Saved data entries
⁂

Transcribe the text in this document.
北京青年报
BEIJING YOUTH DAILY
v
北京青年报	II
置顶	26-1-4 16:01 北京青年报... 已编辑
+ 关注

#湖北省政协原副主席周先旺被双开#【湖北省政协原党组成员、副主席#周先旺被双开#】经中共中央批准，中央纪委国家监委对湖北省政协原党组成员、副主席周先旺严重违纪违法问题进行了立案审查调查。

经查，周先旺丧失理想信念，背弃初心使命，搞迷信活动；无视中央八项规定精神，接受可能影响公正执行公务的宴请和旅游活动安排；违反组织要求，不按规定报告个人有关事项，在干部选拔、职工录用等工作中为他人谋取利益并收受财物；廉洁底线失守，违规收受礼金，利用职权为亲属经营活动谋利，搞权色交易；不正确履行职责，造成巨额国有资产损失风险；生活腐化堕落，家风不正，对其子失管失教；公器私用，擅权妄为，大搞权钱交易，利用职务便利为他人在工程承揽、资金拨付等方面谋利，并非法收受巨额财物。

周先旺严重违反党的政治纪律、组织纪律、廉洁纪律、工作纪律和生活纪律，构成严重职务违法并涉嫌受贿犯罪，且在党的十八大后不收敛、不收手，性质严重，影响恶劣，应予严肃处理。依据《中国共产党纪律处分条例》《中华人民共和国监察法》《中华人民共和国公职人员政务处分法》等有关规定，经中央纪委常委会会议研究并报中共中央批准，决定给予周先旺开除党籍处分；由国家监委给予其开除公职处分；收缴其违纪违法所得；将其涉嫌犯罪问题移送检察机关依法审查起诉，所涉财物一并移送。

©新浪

⁂

**EXERCISE GOAL**
Each record above should be returned exactly as it appears.

**SOLUTION TO THIS EXERCISE**
Transcribe the text in this document.
北京青年报
BEIJING YOUTH DAILY
v
北京青年报	II
置顶	26-1-4 16:01 北京青年报... 已编辑
+ 关注

#湖北省政协原副主席周先旺被双开#【湖北省政协原党组成员、副主席#周先旺被双开#】经中共中央批准，中央纪委国家监委对湖北省政协原党组成员、副主席周先旺严重违纪违法问题进行了立案审查调查。

经查，周先旺丧失理想信念，背弃初心使命，搞迷信活动；无视中央八项规定精神，接受可能影响公正执行公务的宴请和旅游活动安排；违反组织要求，不按规定报告个人有关事项，在干部选拔、职工录用等工作中为他人谋取利益并收受财物；廉洁底线失守，违规收受礼金，利用职权为亲属经营活动谋利，搞权色交易；不正确履行职责，造成巨额国有资产损失风险；生活腐化堕落，家风不正，对其子失管失教；公器私用，擅权妄为，大搞权钱交易，利用职务便利为他人在工程承揽、资金拨付等方面谋利，并非法收受巨额财物。

周先旺严重违反党的政治纪律、组织纪律、廉洁纪律、工作纪律和生活纪律，构成严重职务违法并涉嫌受贿犯罪，且在党的十八大后不收敛、不收手，性质严重，影响恶劣，应予严肃处理。依据《中国共产党纪律处分条例》《中华人民共和国监察法》《中华人民共和国公职人员政务处分法》等有关规定，经中央纪委常委会会议研究并报中共中央批准，决定给予周先旺开除党籍处分；由国家监委给予其开除公职处分；收缴其违纪违法所得；将其涉嫌犯罪问题移送检察机关依法审查起诉，所涉财物一并移送。

©新浪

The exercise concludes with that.